[WORK TO DO]:
Your task is to tally the lines of the listing containing the word "mean" and report the figure alone.

------------------------------------------------------------

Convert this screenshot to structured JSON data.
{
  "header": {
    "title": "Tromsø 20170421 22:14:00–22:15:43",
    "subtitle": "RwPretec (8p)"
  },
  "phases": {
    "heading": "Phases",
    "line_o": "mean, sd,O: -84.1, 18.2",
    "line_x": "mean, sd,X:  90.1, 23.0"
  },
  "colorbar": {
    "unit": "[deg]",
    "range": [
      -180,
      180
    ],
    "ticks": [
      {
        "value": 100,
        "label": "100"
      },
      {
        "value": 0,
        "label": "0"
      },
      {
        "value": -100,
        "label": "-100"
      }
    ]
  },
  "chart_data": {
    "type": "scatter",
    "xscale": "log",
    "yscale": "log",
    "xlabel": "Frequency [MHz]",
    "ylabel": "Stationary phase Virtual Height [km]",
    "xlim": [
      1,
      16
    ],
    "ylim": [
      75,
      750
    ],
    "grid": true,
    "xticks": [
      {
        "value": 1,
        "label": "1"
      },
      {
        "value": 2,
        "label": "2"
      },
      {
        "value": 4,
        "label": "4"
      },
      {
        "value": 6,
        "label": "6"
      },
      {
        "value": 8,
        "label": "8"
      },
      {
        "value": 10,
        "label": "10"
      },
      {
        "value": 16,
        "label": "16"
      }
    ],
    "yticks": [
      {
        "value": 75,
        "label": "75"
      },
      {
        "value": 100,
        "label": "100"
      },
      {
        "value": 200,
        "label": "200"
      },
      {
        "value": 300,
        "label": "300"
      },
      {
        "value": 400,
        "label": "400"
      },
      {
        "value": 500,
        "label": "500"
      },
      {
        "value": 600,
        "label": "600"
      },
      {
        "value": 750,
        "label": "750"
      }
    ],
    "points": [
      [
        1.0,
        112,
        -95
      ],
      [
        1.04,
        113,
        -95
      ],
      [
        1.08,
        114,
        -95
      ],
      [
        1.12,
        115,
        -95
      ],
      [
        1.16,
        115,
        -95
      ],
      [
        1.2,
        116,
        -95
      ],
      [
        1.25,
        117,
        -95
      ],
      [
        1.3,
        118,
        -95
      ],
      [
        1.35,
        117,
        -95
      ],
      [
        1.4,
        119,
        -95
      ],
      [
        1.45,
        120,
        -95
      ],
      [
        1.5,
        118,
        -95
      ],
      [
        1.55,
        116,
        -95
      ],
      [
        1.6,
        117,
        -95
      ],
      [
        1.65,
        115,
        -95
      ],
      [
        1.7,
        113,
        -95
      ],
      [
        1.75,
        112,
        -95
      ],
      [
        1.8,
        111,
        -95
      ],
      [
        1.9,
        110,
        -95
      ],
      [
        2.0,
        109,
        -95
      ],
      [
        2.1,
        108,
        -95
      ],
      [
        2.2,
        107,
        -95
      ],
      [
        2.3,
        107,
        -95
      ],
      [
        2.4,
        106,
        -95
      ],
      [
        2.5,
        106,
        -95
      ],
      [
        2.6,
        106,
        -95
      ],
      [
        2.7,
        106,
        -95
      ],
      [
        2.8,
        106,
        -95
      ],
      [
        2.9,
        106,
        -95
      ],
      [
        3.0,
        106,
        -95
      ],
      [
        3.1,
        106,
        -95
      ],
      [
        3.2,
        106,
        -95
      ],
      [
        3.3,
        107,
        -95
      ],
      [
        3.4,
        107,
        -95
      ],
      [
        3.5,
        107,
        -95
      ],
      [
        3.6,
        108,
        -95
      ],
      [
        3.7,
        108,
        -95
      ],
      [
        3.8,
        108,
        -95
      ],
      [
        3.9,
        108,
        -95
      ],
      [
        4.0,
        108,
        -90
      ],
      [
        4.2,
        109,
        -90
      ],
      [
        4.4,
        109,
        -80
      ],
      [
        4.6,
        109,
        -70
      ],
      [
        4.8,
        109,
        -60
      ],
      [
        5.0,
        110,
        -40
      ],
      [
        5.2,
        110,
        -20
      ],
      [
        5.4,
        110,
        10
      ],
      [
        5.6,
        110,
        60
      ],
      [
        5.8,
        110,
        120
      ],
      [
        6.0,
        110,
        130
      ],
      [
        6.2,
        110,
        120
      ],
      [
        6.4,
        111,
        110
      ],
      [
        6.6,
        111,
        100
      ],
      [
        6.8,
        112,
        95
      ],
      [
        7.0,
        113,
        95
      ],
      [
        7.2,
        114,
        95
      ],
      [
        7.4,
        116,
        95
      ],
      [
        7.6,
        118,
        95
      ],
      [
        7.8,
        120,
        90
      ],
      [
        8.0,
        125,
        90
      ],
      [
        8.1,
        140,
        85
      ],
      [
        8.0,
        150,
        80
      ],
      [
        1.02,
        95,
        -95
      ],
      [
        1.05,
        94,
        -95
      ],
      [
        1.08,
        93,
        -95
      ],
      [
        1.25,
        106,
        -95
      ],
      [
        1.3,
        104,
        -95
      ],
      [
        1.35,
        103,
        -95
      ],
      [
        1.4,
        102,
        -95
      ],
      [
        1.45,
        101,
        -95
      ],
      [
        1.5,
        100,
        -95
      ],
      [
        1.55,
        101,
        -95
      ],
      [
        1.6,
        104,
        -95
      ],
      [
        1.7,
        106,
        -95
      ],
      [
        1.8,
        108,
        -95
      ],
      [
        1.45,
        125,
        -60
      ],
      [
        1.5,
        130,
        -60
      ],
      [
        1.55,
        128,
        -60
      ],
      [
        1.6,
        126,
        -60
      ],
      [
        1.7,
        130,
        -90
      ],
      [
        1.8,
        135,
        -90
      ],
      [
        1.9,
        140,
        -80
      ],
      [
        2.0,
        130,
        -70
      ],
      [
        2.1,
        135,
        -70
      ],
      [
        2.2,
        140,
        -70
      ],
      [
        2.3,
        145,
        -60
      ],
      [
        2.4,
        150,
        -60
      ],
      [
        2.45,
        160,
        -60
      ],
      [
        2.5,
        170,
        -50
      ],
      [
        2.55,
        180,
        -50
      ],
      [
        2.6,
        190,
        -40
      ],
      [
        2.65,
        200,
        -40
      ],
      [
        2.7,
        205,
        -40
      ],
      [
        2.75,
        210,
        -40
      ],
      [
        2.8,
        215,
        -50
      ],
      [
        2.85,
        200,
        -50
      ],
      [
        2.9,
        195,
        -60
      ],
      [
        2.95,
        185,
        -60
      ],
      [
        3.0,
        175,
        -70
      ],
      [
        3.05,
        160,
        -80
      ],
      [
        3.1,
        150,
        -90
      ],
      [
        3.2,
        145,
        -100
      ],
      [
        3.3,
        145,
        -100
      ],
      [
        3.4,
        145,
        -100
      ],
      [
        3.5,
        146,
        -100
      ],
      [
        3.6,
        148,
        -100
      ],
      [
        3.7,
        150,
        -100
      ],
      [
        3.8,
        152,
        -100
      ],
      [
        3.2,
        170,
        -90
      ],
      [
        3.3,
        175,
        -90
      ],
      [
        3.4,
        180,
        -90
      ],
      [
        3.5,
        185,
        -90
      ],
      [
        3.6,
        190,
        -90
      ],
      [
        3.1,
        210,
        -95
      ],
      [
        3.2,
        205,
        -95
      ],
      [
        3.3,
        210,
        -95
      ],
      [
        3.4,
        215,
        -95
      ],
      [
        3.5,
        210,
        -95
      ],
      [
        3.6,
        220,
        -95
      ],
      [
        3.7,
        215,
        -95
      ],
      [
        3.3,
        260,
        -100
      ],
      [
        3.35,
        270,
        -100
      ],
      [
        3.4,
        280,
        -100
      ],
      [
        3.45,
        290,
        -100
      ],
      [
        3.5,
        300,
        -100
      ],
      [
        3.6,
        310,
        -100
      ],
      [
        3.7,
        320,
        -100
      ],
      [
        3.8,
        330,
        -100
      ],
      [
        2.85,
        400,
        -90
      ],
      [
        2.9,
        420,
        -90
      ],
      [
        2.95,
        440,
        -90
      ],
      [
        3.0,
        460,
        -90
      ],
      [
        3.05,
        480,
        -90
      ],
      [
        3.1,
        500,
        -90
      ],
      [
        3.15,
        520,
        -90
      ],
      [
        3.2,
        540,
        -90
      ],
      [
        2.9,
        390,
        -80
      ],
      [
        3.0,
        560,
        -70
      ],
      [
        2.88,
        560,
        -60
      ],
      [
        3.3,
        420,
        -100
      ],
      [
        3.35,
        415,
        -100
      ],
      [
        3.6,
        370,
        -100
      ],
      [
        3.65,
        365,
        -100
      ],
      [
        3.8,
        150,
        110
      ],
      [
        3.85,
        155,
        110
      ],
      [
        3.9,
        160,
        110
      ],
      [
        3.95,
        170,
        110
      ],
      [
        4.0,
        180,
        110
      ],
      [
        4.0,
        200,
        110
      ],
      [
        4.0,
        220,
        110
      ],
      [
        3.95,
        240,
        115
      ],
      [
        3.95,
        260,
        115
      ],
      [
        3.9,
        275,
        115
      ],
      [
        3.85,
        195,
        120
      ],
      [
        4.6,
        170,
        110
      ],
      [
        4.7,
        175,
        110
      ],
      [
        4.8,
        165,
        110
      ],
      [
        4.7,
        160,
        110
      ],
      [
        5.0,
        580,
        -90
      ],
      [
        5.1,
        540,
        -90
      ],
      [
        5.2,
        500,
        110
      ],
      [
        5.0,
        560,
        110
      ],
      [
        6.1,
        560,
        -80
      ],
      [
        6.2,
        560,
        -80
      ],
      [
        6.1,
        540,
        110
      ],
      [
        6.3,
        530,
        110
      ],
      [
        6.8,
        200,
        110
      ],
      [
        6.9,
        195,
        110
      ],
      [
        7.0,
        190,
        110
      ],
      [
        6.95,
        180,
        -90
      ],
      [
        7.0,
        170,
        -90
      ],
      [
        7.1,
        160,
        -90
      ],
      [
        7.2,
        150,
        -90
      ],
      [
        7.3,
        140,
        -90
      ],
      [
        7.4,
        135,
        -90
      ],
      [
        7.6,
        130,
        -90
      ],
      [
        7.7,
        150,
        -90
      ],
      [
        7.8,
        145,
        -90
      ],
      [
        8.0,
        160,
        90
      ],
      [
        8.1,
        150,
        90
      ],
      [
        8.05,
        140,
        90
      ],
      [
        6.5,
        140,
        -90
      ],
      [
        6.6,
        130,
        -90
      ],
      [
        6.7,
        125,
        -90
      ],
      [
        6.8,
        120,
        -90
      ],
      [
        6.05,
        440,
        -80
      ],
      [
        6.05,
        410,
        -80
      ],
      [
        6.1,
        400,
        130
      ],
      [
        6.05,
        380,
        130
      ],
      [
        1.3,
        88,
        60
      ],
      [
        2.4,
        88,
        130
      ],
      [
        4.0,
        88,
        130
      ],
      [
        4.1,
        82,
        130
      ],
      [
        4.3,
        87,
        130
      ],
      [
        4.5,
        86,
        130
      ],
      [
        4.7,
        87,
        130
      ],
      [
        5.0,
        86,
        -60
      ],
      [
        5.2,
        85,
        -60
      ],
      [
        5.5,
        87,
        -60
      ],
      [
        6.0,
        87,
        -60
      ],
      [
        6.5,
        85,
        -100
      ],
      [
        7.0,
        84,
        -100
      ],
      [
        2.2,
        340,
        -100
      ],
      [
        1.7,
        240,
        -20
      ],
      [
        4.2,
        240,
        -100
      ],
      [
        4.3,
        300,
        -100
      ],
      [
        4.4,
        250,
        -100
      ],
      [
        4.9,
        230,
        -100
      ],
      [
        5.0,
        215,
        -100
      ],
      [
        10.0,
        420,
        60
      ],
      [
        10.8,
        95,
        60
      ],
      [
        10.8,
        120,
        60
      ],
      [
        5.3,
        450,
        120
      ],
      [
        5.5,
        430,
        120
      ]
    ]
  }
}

------------------------------------------------------------

[TASK SOLUTION]:
2